MATERIAL TO PROCESS:

▼

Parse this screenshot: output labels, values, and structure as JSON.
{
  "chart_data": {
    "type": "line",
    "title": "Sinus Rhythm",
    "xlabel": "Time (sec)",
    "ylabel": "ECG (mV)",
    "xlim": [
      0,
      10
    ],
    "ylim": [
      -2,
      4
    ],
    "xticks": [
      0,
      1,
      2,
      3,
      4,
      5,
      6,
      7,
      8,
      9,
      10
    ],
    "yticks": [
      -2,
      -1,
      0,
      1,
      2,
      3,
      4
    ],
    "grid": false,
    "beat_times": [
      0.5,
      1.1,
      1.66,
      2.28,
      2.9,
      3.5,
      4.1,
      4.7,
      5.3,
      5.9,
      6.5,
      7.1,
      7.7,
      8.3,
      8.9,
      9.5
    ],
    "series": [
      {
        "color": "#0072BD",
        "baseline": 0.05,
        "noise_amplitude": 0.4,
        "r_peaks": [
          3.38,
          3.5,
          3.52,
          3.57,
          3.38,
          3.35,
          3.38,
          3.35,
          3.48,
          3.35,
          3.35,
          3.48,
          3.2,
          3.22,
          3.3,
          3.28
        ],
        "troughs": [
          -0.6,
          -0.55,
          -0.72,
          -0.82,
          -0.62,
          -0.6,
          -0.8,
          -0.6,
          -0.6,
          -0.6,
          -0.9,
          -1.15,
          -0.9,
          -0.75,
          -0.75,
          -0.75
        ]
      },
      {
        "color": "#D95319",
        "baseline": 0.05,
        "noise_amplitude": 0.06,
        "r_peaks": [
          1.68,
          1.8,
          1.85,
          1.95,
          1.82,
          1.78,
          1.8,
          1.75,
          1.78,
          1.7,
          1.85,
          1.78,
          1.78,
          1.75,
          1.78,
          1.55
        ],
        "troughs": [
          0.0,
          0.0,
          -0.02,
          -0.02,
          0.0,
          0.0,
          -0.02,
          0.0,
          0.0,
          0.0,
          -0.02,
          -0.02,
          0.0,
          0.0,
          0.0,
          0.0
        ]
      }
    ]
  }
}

▲

All of the entries above need to be reproduced exactly.

RESPONSE TO THIS EXERCISE:
Parse this screenshot: output labels, values, and structure as JSON.
{
  "chart_data": {
    "type": "line",
    "title": "Sinus Rhythm",
    "xlabel": "Time (sec)",
    "ylabel": "ECG (mV)",
    "xlim": [
      0,
      10
    ],
    "ylim": [
      -2,
      4
    ],
    "xticks": [
      0,
      1,
      2,
      3,
      4,
      5,
      6,
      7,
      8,
      9,
      10
    ],
    "yticks": [
      -2,
      -1,
      0,
      1,
      2,
      3,
      4
    ],
    "grid": false,
    "beat_times": [
      0.5,
      1.1,
      1.66,
      2.28,
      2.9,
      3.5,
      4.1,
      4.7,
      5.3,
      5.9,
      6.5,
      7.1,
      7.7,
      8.3,
      8.9,
      9.5
    ],
    "series": [
      {
        "color": "#0072BD",
        "baseline": 0.05,
        "noise_amplitude": 0.4,
        "r_peaks": [
          3.38,
          3.5,
          3.52,
          3.57,
          3.38,
          3.35,
          3.38,
          3.35,
          3.48,
          3.35,
          3.35,
          3.48,
          3.2,
          3.22,
          3.3,
          3.28
        ],
        "troughs": [
          -0.6,
          -0.55,
          -0.72,
          -0.82,
          -0.62,
          -0.6,
          -0.8,
          -0.6,
          -0.6,
          -0.6,
          -0.9,
          -1.15,
          -0.9,
          -0.75,
          -0.75,
          -0.75
        ]
      },
      {
        "color": "#D95319",
        "baseline": 0.05,
        "noise_amplitude": 0.06,
        "r_peaks": [
          1.68,
          1.8,
          1.85,
          1.95,
          1.82,
          1.78,
          1.8,
          1.75,
          1.78,
          1.7,
          1.85,
          1.78,
          1.78,
          1.75,
          1.78,
          1.55
        ],
        "troughs": [
          0.0,
          0.0,
          -0.02,
          -0.02,
          0.0,
          0.0,
          -0.02,
          0.0,
          0.0,
          0.0,
          -0.02,
          -0.02,
          0.0,
          0.0,
          0.0,
          0.0
        ]
      }
    ]
  }
}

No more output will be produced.